DATA ENTRIES:
◇ ◇ ◇ ◇ ◇

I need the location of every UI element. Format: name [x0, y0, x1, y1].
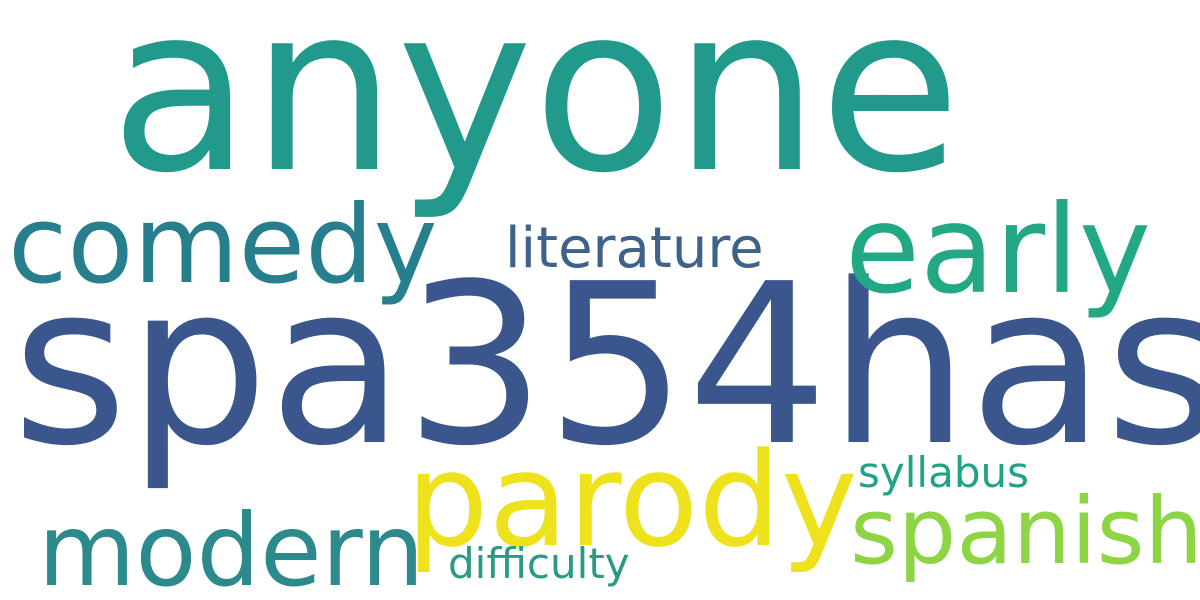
word-syllabus: syllabus: [858, 448, 1029, 497]
word-early: early: [845, 179, 1152, 321]
word-literature: literature: [505, 216, 764, 281]
word-comedy: comedy: [8, 183, 438, 308]
word-difficulty: difficulty: [448, 539, 630, 588]
word-spanish: spanish: [850, 478, 1200, 585]
word-parody: parody: [406, 424, 858, 576]
word-spa354has: spa354has: [12, 237, 1200, 495]
word-modern: modern: [38, 492, 425, 600]
word-anyone: anyone: [110, 0, 961, 224]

◇ ◇ ◇ ◇ ◇

WHAT THE TASK ASKS:
Recast the entire listing above as a numbered list, omitting any blank lines and leaving the picture out of the answer.

WRITTEN REPLY:
1. I need the location of every UI element. Format: name [x0, y0, x1, y1].
2. word-syllabus: syllabus: [858, 448, 1029, 497]
3. word-early: early: [845, 179, 1152, 321]
4. word-literature: literature: [505, 216, 764, 281]
5. word-comedy: comedy: [8, 183, 438, 308]
6. word-difficulty: difficulty: [448, 539, 630, 588]
7. word-spanish: spanish: [850, 478, 1200, 585]
8. word-parody: parody: [406, 424, 858, 576]
9. word-spa354has: spa354has: [12, 237, 1200, 495]
10. word-modern: modern: [38, 492, 425, 600]
11. word-anyone: anyone: [110, 0, 961, 224]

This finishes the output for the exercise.